--- START ---

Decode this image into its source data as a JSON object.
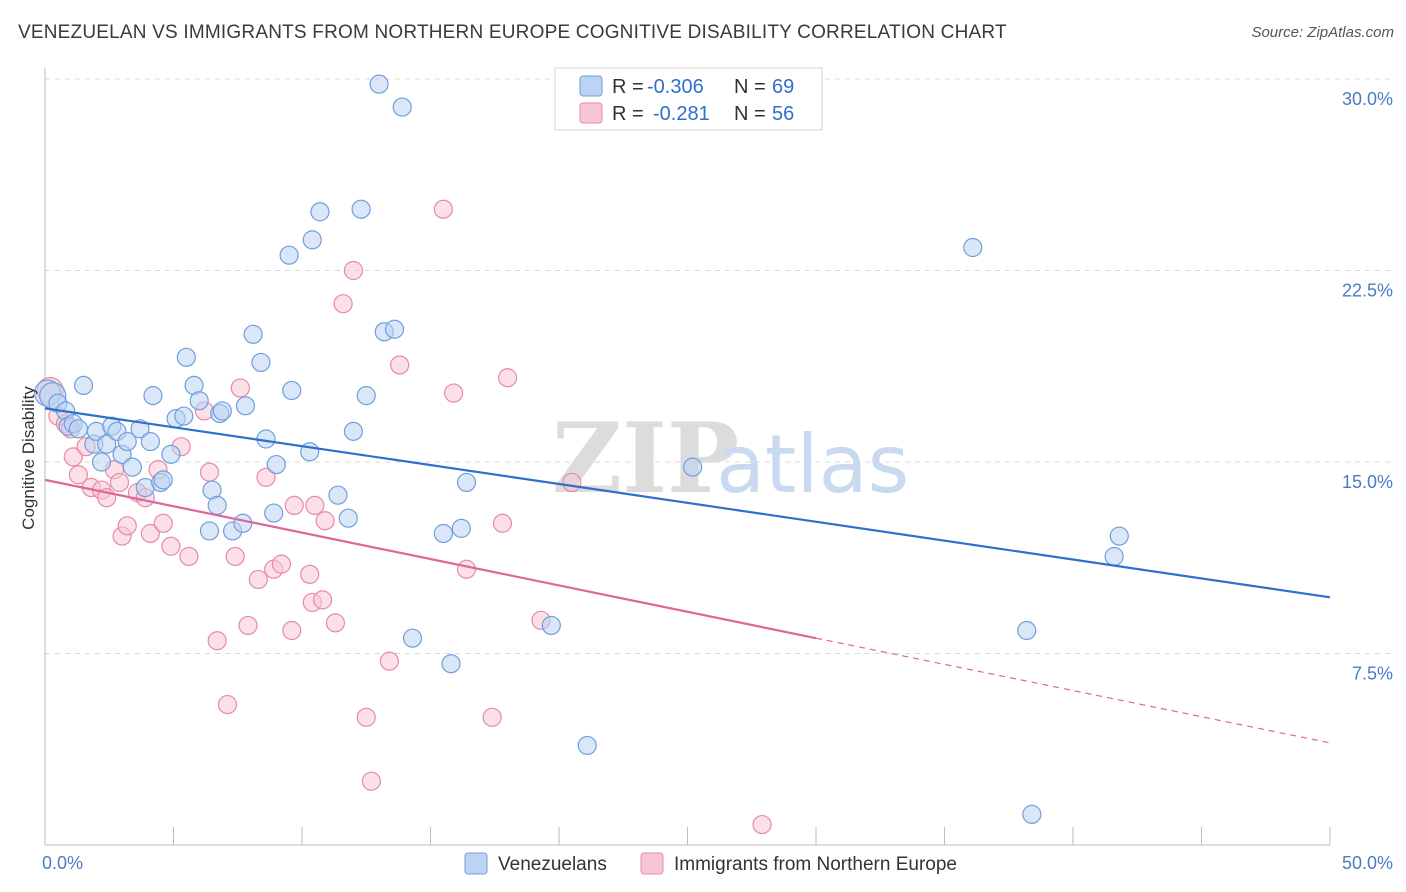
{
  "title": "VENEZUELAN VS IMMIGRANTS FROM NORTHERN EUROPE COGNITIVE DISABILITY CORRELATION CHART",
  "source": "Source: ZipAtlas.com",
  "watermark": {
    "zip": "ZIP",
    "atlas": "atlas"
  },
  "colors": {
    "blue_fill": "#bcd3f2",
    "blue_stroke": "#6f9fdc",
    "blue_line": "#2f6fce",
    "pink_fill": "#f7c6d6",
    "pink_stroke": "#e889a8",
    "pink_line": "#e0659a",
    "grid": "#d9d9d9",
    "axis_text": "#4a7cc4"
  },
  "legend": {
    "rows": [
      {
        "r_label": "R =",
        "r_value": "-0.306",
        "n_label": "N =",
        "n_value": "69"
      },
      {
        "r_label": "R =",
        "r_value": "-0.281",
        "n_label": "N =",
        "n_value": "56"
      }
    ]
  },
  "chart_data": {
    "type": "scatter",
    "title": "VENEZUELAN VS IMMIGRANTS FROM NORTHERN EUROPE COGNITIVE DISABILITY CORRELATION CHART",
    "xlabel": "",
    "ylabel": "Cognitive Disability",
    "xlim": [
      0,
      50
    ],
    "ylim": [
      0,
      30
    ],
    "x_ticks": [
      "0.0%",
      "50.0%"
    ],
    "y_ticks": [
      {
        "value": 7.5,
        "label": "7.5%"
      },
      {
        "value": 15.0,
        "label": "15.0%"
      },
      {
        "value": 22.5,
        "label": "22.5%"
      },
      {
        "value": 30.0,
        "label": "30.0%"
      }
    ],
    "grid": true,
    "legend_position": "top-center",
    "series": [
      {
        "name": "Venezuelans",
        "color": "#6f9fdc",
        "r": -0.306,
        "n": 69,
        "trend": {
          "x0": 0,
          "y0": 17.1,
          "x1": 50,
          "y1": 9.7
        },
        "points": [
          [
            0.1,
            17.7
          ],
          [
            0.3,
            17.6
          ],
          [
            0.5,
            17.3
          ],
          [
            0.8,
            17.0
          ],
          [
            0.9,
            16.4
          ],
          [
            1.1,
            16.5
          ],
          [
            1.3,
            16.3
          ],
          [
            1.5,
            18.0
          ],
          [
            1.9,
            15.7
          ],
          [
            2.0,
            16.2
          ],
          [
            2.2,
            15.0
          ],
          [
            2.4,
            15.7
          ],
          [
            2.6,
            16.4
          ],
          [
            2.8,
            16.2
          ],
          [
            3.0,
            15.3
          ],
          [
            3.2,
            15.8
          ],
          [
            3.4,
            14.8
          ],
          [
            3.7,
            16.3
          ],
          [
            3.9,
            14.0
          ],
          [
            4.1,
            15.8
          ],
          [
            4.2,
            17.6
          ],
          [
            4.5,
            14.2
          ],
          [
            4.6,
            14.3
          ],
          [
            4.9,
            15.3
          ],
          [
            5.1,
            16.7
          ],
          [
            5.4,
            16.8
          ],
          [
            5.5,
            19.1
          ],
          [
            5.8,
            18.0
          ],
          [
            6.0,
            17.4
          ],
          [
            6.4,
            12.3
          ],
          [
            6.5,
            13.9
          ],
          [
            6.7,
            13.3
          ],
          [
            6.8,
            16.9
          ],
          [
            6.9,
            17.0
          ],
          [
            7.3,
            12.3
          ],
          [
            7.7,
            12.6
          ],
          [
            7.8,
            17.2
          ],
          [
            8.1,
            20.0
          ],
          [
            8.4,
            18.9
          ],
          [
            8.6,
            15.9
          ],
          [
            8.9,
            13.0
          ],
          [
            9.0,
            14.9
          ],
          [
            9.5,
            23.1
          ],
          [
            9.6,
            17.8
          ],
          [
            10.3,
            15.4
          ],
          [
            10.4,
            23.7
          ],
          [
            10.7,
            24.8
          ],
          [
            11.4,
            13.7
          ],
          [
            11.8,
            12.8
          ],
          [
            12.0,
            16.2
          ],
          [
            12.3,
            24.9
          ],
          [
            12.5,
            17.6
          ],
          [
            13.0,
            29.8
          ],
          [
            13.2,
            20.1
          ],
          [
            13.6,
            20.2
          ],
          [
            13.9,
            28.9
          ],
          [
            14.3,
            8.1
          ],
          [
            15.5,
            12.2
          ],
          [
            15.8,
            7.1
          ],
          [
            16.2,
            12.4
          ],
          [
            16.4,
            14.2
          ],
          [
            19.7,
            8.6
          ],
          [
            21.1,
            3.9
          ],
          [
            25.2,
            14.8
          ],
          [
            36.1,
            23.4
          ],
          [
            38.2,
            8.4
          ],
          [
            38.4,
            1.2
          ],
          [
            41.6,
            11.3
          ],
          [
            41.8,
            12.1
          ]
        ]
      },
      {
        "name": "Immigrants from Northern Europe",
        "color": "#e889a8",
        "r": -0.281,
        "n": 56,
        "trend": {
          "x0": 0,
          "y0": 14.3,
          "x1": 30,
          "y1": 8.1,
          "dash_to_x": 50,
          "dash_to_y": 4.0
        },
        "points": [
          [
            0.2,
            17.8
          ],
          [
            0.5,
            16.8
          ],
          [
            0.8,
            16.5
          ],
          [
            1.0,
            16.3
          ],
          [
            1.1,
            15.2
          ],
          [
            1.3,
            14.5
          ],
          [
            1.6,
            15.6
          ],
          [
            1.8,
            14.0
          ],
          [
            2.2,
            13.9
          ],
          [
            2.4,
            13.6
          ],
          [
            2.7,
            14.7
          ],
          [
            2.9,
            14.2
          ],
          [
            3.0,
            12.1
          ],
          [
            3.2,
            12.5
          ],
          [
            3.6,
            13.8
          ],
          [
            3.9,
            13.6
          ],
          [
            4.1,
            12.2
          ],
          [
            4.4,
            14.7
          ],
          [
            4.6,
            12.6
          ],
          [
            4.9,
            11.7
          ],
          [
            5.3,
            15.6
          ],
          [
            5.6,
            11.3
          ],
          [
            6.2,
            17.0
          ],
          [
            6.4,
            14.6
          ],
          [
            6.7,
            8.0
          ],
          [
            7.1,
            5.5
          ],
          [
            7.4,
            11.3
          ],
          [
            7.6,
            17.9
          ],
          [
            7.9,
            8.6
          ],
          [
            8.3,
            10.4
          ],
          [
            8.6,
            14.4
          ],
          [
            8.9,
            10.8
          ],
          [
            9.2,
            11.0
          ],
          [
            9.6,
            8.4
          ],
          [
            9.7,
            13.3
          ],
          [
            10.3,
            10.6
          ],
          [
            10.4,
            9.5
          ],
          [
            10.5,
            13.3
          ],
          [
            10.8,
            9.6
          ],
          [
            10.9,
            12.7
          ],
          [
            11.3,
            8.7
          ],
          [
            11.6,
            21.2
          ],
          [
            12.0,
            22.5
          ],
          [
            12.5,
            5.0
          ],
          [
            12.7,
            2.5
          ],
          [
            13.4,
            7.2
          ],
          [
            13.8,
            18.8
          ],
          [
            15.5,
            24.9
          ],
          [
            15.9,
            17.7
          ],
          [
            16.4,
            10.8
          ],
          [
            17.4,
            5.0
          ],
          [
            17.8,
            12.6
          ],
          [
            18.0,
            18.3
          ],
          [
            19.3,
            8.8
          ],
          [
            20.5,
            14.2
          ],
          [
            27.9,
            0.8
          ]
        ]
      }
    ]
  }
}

--- END ---

§ **What is expected**: What is the number of lines in the records above that include the word "source"? Reply with that number and nothing more.

§ **Exercise result**: 2